-- Listed records --
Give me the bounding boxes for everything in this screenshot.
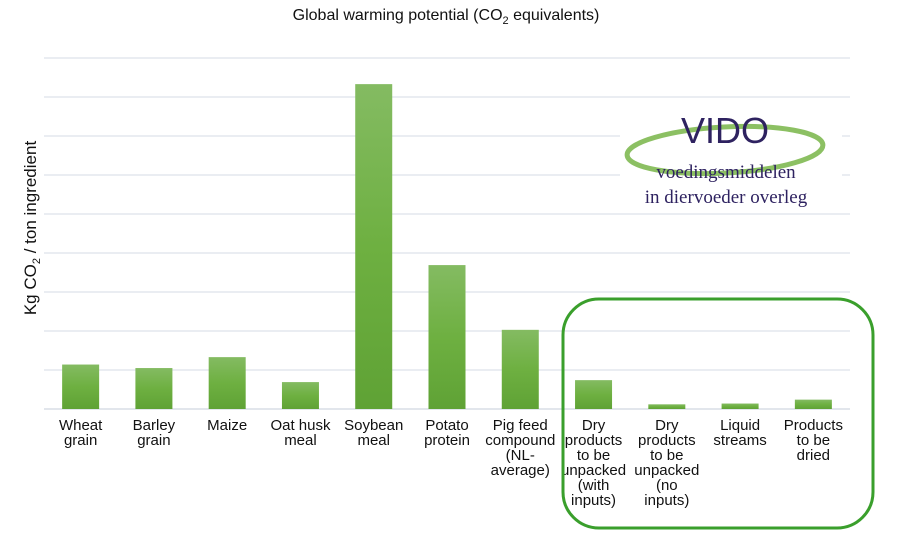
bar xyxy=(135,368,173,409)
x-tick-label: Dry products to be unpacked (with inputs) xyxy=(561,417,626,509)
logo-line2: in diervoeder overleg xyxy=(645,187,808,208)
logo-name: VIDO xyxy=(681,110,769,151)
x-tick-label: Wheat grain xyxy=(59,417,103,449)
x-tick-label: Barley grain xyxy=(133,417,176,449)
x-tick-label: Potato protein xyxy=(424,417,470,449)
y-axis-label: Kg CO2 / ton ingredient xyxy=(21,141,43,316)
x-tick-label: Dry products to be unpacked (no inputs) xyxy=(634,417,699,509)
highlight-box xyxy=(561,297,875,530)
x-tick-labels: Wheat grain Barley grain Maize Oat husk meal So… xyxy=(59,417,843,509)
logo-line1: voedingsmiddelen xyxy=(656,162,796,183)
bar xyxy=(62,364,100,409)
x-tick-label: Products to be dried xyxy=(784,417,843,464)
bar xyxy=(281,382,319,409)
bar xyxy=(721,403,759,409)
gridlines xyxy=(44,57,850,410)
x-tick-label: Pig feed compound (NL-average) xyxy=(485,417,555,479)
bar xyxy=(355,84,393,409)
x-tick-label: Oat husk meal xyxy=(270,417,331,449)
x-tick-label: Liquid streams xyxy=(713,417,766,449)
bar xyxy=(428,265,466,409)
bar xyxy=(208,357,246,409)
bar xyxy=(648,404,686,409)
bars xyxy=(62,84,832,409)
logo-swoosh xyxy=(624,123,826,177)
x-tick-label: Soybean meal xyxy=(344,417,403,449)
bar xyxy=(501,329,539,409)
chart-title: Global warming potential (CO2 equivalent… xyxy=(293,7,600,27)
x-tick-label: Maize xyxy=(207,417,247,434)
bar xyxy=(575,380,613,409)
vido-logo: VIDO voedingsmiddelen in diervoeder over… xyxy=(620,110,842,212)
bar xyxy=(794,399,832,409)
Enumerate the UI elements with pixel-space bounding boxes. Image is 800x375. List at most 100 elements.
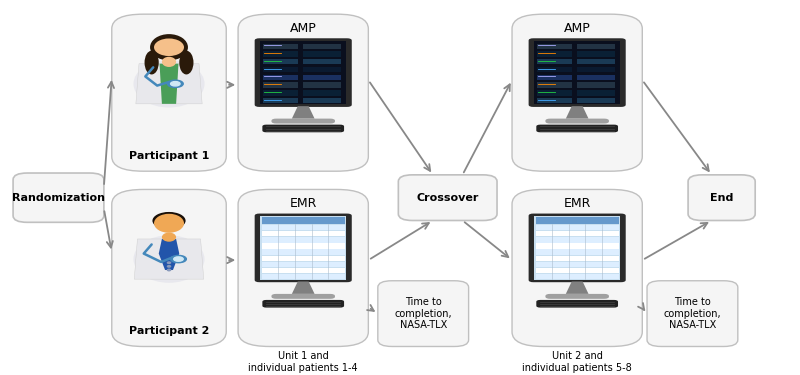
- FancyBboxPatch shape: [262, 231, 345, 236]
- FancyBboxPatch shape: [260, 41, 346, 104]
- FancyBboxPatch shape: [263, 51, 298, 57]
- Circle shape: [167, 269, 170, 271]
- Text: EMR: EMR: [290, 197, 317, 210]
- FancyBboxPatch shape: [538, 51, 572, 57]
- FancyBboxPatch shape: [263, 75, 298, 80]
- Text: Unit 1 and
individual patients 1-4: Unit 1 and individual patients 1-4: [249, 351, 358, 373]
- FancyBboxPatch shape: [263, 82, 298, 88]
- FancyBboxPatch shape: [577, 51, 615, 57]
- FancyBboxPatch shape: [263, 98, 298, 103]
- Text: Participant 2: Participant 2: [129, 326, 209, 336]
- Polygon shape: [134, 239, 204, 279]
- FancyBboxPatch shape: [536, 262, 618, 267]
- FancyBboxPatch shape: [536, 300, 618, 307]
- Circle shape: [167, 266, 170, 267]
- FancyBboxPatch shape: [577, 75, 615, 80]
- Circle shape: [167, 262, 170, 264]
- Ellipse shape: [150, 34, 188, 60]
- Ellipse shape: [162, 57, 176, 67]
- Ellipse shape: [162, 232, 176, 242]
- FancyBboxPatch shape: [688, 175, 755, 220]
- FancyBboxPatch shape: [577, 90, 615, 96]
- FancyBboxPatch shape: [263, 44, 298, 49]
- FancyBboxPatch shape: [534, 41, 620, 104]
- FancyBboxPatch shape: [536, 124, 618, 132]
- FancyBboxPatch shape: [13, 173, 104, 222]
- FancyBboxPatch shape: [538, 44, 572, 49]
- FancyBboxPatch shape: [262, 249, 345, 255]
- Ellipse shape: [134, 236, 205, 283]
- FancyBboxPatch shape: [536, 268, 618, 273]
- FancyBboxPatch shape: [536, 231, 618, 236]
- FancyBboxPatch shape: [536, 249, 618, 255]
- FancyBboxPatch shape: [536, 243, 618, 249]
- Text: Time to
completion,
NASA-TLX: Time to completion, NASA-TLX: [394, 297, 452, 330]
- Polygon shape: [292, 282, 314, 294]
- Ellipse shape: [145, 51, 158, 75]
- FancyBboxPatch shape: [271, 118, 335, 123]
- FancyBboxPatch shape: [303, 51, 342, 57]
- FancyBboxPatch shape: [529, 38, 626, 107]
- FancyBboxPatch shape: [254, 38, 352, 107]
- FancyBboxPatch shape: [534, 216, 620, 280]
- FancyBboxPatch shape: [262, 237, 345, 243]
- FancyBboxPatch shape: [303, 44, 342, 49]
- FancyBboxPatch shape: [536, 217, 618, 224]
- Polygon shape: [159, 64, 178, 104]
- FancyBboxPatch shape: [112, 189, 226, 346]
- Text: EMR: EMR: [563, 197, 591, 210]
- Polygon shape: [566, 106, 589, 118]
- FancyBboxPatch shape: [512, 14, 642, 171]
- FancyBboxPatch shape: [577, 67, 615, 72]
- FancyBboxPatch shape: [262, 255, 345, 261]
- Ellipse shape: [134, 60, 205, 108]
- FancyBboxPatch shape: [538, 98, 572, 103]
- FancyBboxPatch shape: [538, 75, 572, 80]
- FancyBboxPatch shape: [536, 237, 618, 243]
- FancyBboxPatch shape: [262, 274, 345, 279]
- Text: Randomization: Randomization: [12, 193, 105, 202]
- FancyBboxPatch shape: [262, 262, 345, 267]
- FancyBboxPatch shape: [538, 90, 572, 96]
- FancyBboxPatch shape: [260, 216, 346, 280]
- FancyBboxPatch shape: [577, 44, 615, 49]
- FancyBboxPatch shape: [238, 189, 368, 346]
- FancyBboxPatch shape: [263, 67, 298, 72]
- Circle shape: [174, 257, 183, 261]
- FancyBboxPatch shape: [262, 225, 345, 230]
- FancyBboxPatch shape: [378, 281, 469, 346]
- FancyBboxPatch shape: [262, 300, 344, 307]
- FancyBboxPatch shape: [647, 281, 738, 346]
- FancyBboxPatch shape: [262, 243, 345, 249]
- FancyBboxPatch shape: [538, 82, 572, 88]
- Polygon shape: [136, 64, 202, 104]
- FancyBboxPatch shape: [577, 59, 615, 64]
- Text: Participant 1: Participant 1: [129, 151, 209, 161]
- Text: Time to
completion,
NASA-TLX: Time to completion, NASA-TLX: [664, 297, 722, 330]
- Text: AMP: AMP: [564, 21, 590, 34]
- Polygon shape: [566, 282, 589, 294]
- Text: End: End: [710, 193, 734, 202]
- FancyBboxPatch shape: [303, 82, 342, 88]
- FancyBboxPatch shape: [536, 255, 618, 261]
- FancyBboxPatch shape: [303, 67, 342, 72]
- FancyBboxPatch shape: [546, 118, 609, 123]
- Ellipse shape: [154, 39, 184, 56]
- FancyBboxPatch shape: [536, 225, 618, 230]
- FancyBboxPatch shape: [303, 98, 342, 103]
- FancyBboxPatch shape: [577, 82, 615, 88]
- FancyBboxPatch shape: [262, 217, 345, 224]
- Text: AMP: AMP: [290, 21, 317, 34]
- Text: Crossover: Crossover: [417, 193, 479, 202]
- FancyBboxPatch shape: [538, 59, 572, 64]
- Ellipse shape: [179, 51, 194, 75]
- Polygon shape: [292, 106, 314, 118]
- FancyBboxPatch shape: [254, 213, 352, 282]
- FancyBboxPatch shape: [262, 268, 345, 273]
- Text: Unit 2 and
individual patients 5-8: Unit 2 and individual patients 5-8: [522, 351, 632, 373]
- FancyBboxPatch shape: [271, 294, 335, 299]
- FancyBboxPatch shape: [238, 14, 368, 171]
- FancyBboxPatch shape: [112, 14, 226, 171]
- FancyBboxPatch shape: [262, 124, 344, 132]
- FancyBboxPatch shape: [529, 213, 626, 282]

-- Requirement --
Check each line of the material for the word "unpacked". State how many have it, and write nothing else.

-- Solution to the exercise --
2